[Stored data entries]
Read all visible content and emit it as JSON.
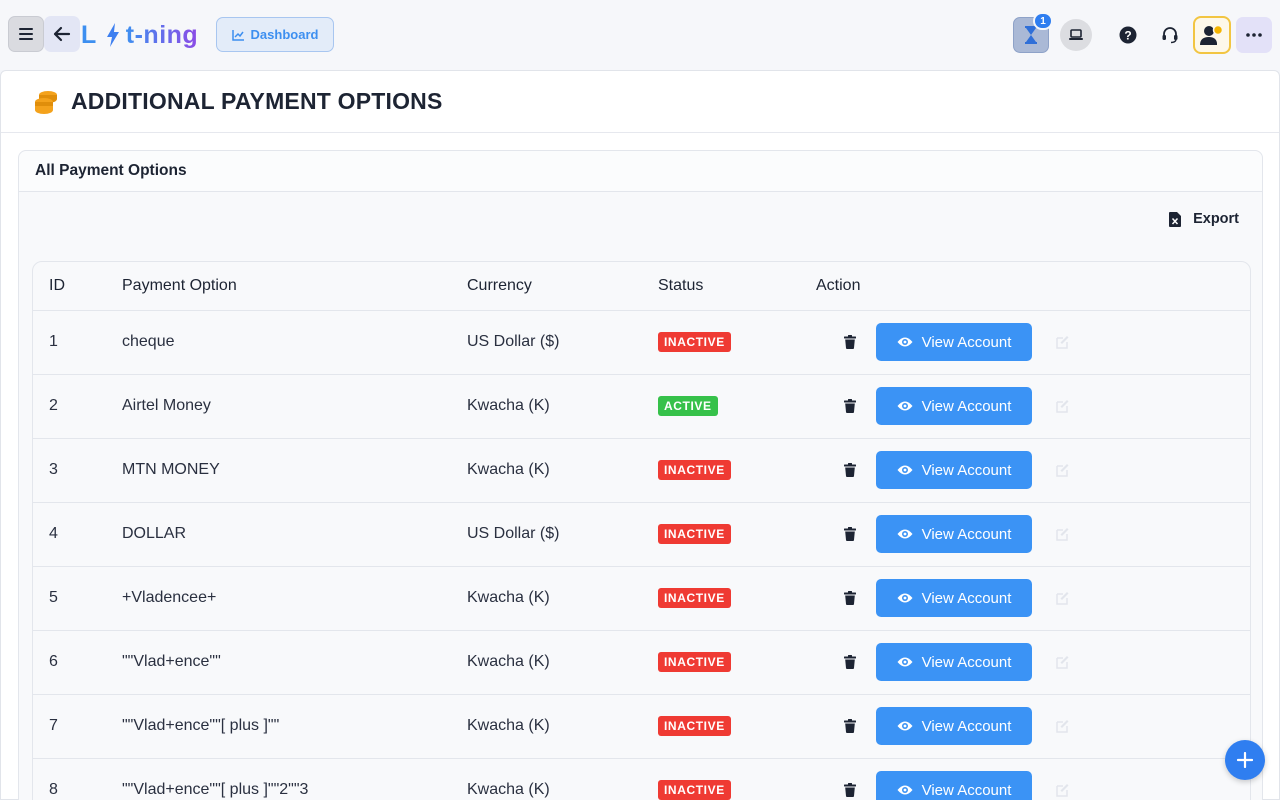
{
  "app": {
    "logo_left": "L",
    "logo_right": "t-ning",
    "dashboard_label": "Dashboard",
    "notification_count": "1",
    "icons": [
      "menu-icon",
      "back-arrow-icon",
      "bolt-icon",
      "chart-line-icon",
      "hourglass-icon",
      "laptop-icon",
      "help-icon",
      "headset-icon",
      "user-icon",
      "more-icon",
      "coins-icon",
      "excel-file-icon",
      "trash-icon",
      "eye-icon",
      "edit-icon",
      "plus-icon"
    ],
    "colors": {
      "accent": "#3b93f5",
      "inactive": "#ef3a33",
      "active": "#36c14a",
      "coins": "#f4a21c"
    }
  },
  "page": {
    "title": "ADDITIONAL PAYMENT OPTIONS",
    "card_title": "All Payment Options",
    "export_label": "Export"
  },
  "table": {
    "headers": {
      "id": "ID",
      "option": "Payment Option",
      "currency": "Currency",
      "status": "Status",
      "action": "Action"
    },
    "view_label": "View Account",
    "rows": [
      {
        "id": "1",
        "option": "cheque",
        "currency": "US Dollar ($)",
        "status": "INACTIVE"
      },
      {
        "id": "2",
        "option": "Airtel Money",
        "currency": "Kwacha (K)",
        "status": "ACTIVE"
      },
      {
        "id": "3",
        "option": "MTN MONEY",
        "currency": "Kwacha (K)",
        "status": "INACTIVE"
      },
      {
        "id": "4",
        "option": "DOLLAR",
        "currency": "US Dollar ($)",
        "status": "INACTIVE"
      },
      {
        "id": "5",
        "option": "+Vladencee+",
        "currency": "Kwacha (K)",
        "status": "INACTIVE"
      },
      {
        "id": "6",
        "option": "\"\"Vlad+ence\"\"",
        "currency": "Kwacha (K)",
        "status": "INACTIVE"
      },
      {
        "id": "7",
        "option": "\"\"Vlad+ence\"\"[ plus ]\"\"",
        "currency": "Kwacha (K)",
        "status": "INACTIVE"
      },
      {
        "id": "8",
        "option": "\"\"Vlad+ence\"\"[ plus ]\"\"2\"\"3",
        "currency": "Kwacha (K)",
        "status": "INACTIVE"
      }
    ]
  }
}
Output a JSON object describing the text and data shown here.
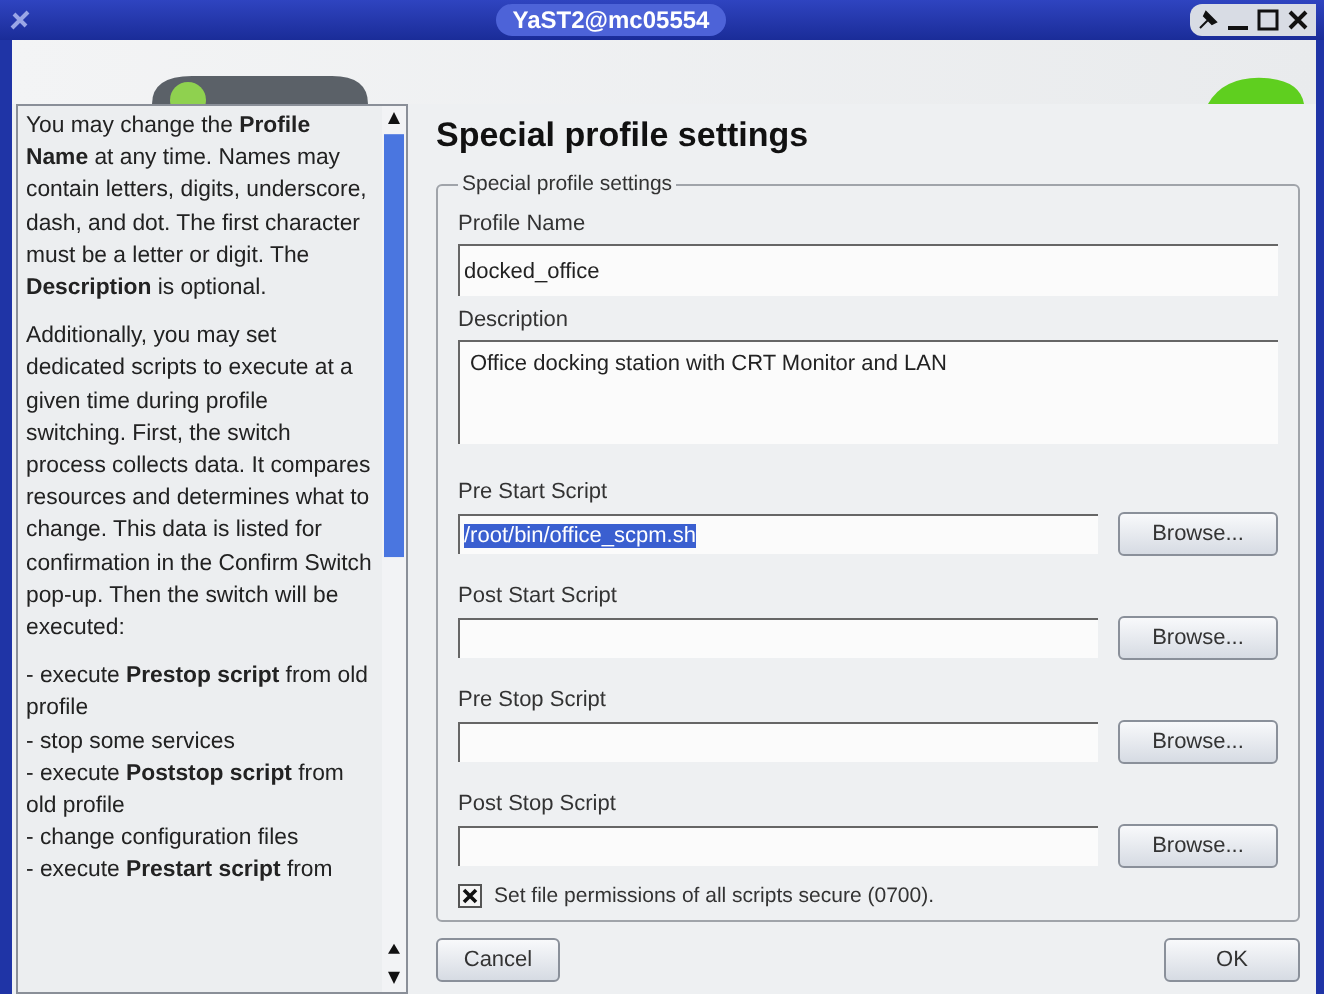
{
  "window": {
    "title": "YaST2@mc05554"
  },
  "help": {
    "paragraphs": [
      "You may change the **Profile Name** at any time. Names may contain letters, digits, underscore, dash, and dot. The first character must be a letter or digit. The **Description** is optional.",
      "Additionally, you may set dedicated scripts to execute at a given time during profile switching. First, the switch process collects data. It compares resources and determines what to change. This data is listed for confirmation in the Confirm Switch pop-up. Then the switch will be executed:"
    ],
    "steps": [
      "- execute **Prestop script** from old profile",
      "- stop some services",
      "- execute **Poststop script** from old profile",
      "- change configuration files",
      "- execute **Prestart script** from"
    ]
  },
  "heading": "Special profile settings",
  "group": {
    "title": "Special profile settings",
    "profile_name": {
      "label": "Profile Name",
      "value": "docked_office"
    },
    "description": {
      "label": "Description",
      "value": "Office docking station with CRT Monitor and LAN"
    },
    "scripts": [
      {
        "label": "Pre Start Script",
        "value": "/root/bin/office_scpm.sh",
        "highlighted": true,
        "button": "Browse..."
      },
      {
        "label": "Post Start Script",
        "button": "Browse..."
      },
      {
        "label": "Pre Stop Script",
        "button": "Browse..."
      },
      {
        "label": "Post Stop Script",
        "button": "Browse..."
      }
    ],
    "secure": {
      "label": "Set file permissions of all scripts secure (0700).",
      "checked": true
    }
  },
  "buttons": {
    "cancel": "Cancel",
    "ok": "OK"
  }
}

#### TASK BRIEF
Transcribe all the records above word for word, without their images.

#### WRITTEN ANSWER
Read all visible content and emit it as JSON.
{
  "app": {
    "logo_left": "L",
    "logo_right": "t-ning",
    "dashboard_label": "Dashboard",
    "notification_count": "1",
    "icons": [
      "menu-icon",
      "back-arrow-icon",
      "bolt-icon",
      "chart-line-icon",
      "hourglass-icon",
      "laptop-icon",
      "help-icon",
      "headset-icon",
      "user-icon",
      "more-icon",
      "coins-icon",
      "excel-file-icon",
      "trash-icon",
      "eye-icon",
      "edit-icon",
      "plus-icon"
    ],
    "colors": {
      "accent": "#3b93f5",
      "inactive": "#ef3a33",
      "active": "#36c14a",
      "coins": "#f4a21c"
    }
  },
  "page": {
    "title": "ADDITIONAL PAYMENT OPTIONS",
    "card_title": "All Payment Options",
    "export_label": "Export"
  },
  "table": {
    "headers": {
      "id": "ID",
      "option": "Payment Option",
      "currency": "Currency",
      "status": "Status",
      "action": "Action"
    },
    "view_label": "View Account",
    "rows": [
      {
        "id": "1",
        "option": "cheque",
        "currency": "US Dollar ($)",
        "status": "INACTIVE"
      },
      {
        "id": "2",
        "option": "Airtel Money",
        "currency": "Kwacha (K)",
        "status": "ACTIVE"
      },
      {
        "id": "3",
        "option": "MTN MONEY",
        "currency": "Kwacha (K)",
        "status": "INACTIVE"
      },
      {
        "id": "4",
        "option": "DOLLAR",
        "currency": "US Dollar ($)",
        "status": "INACTIVE"
      },
      {
        "id": "5",
        "option": "+Vladencee+",
        "currency": "Kwacha (K)",
        "status": "INACTIVE"
      },
      {
        "id": "6",
        "option": "\"\"Vlad+ence\"\"",
        "currency": "Kwacha (K)",
        "status": "INACTIVE"
      },
      {
        "id": "7",
        "option": "\"\"Vlad+ence\"\"[ plus ]\"\"",
        "currency": "Kwacha (K)",
        "status": "INACTIVE"
      },
      {
        "id": "8",
        "option": "\"\"Vlad+ence\"\"[ plus ]\"\"2\"\"3",
        "currency": "Kwacha (K)",
        "status": "INACTIVE"
      }
    ]
  }
}
Output a JSON object describing the text and data shown here.
{
  "window": {
    "title": "YaST2@mc05554"
  },
  "help": {
    "paragraphs": [
      "You may change the **Profile Name** at any time. Names may contain letters, digits, underscore, dash, and dot. The first character must be a letter or digit. The **Description** is optional.",
      "Additionally, you may set dedicated scripts to execute at a given time during profile switching. First, the switch process collects data. It compares resources and determines what to change. This data is listed for confirmation in the Confirm Switch pop-up. Then the switch will be executed:"
    ],
    "steps": [
      "- execute **Prestop script** from old profile",
      "- stop some services",
      "- execute **Poststop script** from old profile",
      "- change configuration files",
      "- execute **Prestart script** from"
    ]
  },
  "heading": "Special profile settings",
  "group": {
    "title": "Special profile settings",
    "profile_name": {
      "label": "Profile Name",
      "value": "docked_office"
    },
    "description": {
      "label": "Description",
      "value": "Office docking station with CRT Monitor and LAN"
    },
    "scripts": [
      {
        "label": "Pre Start Script",
        "value": "/root/bin/office_scpm.sh",
        "highlighted": true,
        "button": "Browse..."
      },
      {
        "label": "Post Start Script",
        "button": "Browse..."
      },
      {
        "label": "Pre Stop Script",
        "button": "Browse..."
      },
      {
        "label": "Post Stop Script",
        "button": "Browse..."
      }
    ],
    "secure": {
      "label": "Set file permissions of all scripts secure (0700).",
      "checked": true
    }
  },
  "buttons": {
    "cancel": "Cancel",
    "ok": "OK"
  }
}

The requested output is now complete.